▶ _Aim_: Scan the records for the string "Assistive"; copy each line where it occurs.

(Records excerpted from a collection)

────────────────────

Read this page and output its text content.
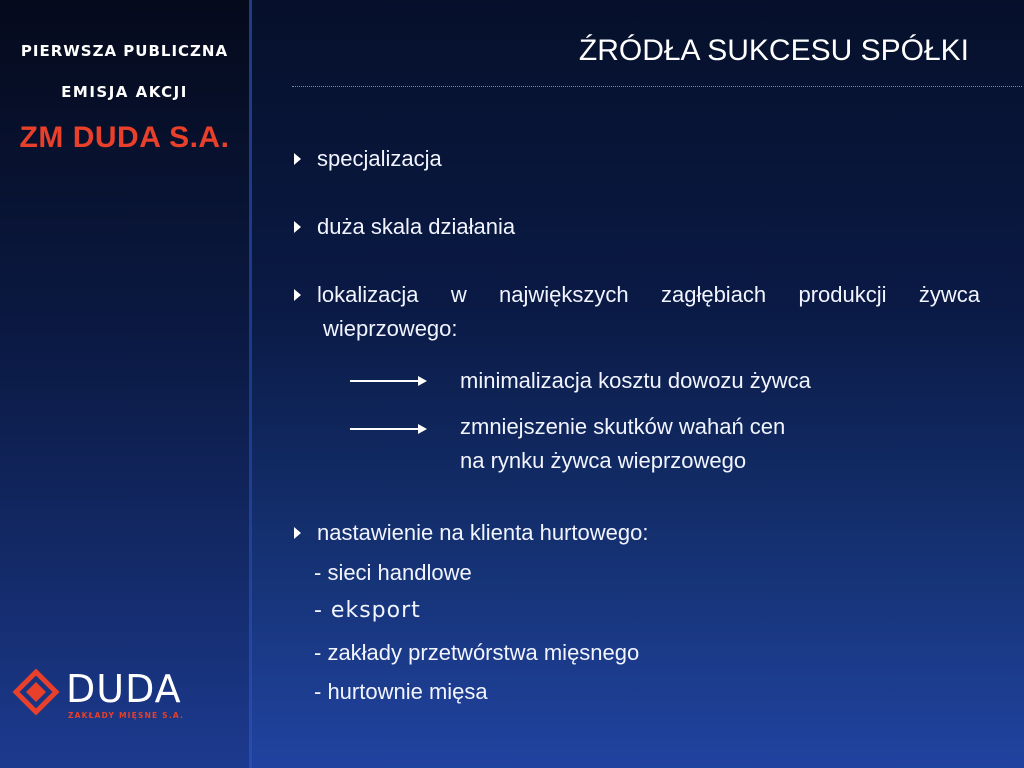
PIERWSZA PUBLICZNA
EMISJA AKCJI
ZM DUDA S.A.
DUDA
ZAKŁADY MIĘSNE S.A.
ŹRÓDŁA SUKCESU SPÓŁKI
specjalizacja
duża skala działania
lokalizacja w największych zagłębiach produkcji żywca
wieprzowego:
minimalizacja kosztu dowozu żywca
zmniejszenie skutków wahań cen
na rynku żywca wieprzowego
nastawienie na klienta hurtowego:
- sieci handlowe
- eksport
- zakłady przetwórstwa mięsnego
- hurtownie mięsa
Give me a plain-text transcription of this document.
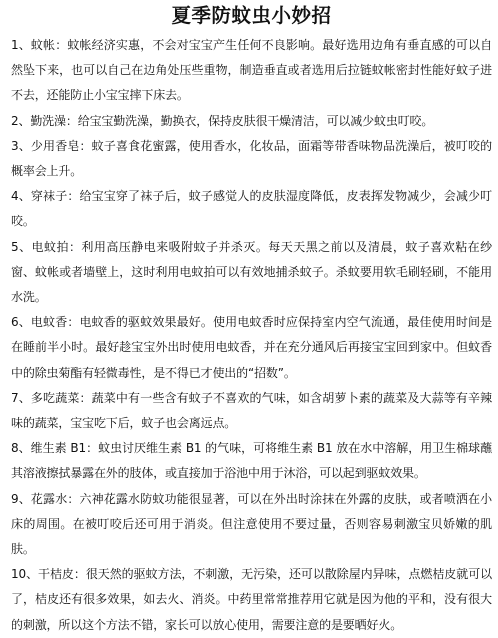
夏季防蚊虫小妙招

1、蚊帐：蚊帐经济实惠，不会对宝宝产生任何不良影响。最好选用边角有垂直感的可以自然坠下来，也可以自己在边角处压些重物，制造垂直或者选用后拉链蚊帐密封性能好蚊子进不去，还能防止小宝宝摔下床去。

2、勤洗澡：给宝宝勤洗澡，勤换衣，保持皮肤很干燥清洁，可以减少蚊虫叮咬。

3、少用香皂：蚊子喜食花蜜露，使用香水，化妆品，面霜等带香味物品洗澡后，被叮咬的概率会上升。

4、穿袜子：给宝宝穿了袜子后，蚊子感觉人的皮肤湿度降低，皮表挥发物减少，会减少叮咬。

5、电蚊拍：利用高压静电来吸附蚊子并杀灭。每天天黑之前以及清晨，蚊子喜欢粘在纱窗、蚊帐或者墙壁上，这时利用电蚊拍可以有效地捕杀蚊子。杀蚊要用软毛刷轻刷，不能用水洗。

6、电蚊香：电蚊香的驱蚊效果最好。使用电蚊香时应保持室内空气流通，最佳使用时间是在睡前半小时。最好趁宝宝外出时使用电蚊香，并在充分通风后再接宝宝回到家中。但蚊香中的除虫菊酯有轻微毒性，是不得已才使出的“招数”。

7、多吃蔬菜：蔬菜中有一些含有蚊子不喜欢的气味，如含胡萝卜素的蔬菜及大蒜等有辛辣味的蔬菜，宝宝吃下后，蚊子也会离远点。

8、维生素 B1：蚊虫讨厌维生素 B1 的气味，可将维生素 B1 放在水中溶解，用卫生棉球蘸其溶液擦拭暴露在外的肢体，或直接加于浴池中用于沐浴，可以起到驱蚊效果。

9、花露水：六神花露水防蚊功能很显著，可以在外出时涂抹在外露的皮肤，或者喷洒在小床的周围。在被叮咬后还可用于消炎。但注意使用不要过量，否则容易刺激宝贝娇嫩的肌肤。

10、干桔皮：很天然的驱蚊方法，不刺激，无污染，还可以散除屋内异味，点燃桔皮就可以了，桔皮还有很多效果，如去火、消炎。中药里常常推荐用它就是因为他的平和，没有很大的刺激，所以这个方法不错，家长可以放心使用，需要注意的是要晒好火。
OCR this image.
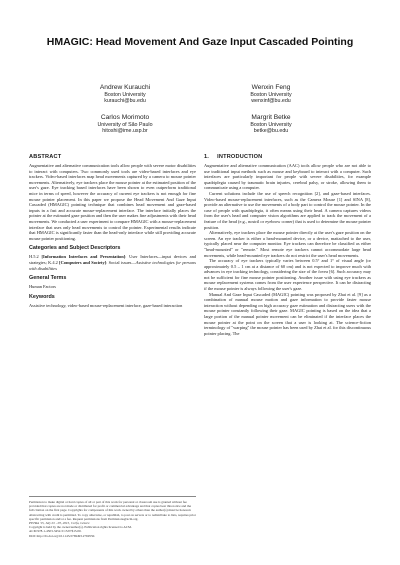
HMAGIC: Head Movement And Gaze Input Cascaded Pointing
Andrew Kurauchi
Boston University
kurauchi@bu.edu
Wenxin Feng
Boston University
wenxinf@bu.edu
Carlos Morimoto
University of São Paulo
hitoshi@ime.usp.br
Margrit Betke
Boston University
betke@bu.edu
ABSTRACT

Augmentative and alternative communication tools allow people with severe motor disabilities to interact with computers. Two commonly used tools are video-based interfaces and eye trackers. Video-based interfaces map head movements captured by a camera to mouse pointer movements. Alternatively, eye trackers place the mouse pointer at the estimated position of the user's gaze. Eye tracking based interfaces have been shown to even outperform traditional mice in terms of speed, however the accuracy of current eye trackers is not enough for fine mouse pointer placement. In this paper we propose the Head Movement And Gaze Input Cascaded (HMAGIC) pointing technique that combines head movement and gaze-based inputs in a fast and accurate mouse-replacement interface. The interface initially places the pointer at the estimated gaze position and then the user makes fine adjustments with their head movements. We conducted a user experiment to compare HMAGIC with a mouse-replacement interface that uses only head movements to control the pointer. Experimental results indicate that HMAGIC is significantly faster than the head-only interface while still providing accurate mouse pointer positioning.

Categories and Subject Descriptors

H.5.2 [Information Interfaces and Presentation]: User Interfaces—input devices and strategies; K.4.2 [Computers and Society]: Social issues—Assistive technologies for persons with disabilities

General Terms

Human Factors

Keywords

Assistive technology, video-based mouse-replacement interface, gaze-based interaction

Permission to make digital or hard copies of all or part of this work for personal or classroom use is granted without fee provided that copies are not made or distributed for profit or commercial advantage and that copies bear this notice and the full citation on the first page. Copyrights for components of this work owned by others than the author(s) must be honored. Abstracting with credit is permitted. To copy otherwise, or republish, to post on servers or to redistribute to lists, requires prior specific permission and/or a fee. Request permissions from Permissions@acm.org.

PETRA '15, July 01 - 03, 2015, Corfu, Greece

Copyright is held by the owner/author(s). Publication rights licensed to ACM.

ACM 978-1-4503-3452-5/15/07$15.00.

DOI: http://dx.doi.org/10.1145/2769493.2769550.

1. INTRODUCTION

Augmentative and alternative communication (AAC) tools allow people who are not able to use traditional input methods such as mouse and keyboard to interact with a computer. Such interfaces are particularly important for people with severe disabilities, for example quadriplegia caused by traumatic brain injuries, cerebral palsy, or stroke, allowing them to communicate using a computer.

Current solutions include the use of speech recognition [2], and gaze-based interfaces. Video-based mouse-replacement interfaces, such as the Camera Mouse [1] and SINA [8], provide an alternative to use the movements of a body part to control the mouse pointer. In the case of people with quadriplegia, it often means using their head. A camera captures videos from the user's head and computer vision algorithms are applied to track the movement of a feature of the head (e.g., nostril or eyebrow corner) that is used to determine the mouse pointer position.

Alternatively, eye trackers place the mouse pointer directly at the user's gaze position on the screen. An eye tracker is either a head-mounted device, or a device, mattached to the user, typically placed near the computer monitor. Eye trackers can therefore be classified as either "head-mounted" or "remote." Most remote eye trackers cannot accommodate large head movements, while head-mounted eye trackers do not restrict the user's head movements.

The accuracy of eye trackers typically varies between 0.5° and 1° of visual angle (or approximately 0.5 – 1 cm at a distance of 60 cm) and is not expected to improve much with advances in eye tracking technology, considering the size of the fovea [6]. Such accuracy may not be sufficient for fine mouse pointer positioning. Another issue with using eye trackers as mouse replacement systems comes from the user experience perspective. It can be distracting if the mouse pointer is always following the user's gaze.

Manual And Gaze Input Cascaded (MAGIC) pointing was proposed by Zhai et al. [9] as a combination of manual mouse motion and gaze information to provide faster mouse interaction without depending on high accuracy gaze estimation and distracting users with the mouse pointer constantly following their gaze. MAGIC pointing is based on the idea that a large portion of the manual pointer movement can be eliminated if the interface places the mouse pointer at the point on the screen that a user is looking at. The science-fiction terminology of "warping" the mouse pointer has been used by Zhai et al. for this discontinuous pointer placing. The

────────────────────

▶ _Solution for this problem_:
H.5.2 [Information Interfaces and Presentation]: User Interfaces—input devices and strategies; K.4.2 [Computers and Society]: Social issues—Assistive technologies for persons with disabilities
Assistive technology, video-based mouse-replacement interface, gaze-based interaction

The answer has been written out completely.